> Task statement
Every line with the string "Trunk" should be gathered.
══════════════════════════════
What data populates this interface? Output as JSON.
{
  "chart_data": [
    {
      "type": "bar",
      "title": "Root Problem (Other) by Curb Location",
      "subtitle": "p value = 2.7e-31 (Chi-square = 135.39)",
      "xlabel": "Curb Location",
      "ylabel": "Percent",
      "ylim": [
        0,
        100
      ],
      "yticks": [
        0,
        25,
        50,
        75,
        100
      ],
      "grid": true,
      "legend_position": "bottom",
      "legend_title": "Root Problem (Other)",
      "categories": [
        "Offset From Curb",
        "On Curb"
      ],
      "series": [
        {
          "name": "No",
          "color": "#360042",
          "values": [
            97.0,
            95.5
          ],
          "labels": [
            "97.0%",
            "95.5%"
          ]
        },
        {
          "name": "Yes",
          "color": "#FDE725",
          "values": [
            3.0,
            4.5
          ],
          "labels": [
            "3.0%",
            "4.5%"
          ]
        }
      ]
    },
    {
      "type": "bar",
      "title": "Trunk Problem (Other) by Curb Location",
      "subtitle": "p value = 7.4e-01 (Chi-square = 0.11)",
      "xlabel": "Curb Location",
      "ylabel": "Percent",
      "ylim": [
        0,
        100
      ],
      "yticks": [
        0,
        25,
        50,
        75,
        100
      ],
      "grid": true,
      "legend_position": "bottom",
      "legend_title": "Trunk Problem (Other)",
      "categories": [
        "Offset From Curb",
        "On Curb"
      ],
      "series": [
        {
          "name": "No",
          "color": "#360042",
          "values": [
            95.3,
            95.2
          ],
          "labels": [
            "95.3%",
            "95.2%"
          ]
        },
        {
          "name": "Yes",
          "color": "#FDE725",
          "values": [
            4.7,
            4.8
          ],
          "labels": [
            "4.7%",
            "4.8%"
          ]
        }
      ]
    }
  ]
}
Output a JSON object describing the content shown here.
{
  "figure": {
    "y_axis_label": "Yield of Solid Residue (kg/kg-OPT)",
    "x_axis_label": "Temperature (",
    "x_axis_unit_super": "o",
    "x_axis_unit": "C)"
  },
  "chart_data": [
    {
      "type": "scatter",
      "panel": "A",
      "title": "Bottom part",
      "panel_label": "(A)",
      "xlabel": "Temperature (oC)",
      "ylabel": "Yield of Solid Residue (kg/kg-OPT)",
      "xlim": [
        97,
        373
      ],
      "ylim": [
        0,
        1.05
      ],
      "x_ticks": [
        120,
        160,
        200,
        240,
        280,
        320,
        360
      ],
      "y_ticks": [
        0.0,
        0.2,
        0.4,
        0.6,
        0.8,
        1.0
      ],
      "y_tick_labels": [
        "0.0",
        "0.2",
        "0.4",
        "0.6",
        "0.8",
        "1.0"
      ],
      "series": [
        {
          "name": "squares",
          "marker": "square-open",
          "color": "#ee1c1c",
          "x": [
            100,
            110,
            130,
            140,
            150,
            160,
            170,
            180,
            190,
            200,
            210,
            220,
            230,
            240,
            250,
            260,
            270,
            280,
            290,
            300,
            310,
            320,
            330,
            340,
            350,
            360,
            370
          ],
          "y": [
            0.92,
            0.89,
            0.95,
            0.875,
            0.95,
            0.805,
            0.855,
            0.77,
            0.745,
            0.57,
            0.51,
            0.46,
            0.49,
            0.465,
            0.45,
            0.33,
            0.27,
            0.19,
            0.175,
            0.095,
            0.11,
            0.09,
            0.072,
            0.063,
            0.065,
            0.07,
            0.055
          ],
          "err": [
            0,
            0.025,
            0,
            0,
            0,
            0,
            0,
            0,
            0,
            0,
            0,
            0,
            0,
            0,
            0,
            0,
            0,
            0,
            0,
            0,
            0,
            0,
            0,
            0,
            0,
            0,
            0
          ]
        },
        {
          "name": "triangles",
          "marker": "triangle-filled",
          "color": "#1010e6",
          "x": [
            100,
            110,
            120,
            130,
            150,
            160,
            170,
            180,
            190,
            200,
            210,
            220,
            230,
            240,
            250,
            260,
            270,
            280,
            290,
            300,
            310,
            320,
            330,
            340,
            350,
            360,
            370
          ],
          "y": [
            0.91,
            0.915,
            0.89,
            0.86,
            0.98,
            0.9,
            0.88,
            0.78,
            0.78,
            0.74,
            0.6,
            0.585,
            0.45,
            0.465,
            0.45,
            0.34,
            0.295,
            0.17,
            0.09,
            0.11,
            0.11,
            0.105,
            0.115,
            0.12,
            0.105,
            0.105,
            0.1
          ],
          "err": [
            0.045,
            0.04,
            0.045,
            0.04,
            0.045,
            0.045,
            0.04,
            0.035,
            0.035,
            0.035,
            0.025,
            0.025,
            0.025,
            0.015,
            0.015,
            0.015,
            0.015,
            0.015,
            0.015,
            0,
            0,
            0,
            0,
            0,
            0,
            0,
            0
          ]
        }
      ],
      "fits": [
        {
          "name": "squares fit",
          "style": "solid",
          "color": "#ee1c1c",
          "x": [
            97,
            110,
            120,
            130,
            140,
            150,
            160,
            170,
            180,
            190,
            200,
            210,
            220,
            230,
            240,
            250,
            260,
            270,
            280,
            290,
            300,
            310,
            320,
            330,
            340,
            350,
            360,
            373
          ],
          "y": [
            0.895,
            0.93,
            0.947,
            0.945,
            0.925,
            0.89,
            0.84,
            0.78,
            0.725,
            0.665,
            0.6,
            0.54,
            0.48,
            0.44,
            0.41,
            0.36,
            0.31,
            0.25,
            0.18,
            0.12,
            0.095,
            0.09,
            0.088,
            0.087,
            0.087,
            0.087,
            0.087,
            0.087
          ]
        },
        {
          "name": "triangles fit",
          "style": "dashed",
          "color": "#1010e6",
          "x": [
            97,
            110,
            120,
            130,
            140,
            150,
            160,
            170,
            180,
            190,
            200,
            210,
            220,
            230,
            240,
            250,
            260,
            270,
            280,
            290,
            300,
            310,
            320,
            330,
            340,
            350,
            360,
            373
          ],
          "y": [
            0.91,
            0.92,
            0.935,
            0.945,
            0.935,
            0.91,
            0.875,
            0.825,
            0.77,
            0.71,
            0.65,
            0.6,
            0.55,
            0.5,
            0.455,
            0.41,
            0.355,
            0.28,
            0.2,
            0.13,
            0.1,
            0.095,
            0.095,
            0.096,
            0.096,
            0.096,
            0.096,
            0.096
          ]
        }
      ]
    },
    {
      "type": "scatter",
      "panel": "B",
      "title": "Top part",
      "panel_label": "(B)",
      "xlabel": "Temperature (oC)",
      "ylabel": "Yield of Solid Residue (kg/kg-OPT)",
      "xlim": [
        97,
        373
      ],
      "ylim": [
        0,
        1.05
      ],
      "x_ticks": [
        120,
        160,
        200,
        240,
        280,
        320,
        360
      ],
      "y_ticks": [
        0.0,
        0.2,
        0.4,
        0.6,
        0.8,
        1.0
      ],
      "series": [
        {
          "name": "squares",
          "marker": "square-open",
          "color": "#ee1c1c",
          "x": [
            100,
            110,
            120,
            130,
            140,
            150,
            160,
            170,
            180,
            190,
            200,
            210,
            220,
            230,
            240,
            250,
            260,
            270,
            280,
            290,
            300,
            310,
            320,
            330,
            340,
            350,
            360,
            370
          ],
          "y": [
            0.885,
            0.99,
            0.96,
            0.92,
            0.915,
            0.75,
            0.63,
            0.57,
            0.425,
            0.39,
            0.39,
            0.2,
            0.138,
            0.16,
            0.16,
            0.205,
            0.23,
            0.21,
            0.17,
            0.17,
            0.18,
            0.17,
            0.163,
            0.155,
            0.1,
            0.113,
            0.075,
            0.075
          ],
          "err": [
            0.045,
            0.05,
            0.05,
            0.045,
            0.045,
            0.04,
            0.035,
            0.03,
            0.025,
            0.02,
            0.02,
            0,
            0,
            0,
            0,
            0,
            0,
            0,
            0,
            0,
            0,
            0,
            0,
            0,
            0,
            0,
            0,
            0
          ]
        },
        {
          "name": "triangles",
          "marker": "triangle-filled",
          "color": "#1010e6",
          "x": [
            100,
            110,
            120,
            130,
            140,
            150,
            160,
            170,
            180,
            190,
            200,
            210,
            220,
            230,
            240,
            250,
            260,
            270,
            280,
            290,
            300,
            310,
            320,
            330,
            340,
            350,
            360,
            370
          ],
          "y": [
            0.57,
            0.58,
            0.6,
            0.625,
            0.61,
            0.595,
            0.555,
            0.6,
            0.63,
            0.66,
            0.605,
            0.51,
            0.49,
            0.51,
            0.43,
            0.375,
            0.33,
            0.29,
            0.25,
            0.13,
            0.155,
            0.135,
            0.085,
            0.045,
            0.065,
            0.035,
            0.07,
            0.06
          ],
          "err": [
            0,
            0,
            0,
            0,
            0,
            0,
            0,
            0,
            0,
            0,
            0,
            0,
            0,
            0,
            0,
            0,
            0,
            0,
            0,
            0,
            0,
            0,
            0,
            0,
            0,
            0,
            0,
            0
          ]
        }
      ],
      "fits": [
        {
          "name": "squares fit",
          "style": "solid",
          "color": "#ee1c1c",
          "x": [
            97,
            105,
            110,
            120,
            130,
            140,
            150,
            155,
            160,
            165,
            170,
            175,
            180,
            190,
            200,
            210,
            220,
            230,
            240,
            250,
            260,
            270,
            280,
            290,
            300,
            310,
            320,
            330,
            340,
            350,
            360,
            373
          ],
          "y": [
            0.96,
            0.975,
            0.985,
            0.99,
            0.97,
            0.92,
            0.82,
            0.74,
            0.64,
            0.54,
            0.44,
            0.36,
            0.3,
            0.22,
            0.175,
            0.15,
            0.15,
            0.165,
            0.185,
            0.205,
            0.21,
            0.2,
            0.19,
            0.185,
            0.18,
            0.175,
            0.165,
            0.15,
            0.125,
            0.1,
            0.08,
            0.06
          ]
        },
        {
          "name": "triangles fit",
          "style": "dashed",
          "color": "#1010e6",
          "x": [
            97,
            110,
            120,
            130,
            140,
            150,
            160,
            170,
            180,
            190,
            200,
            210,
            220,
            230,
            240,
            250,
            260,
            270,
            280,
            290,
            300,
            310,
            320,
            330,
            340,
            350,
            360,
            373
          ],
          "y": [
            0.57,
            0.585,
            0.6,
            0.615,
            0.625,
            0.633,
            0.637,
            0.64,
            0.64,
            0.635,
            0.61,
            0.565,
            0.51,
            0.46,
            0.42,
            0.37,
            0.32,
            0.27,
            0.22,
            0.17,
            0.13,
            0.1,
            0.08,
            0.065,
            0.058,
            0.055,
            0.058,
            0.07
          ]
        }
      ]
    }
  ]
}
══════════════════════════════
> Written answer
      "title": "Trunk Problem (Other) by Curb Location",
      "legend_title": "Trunk Problem (Other)",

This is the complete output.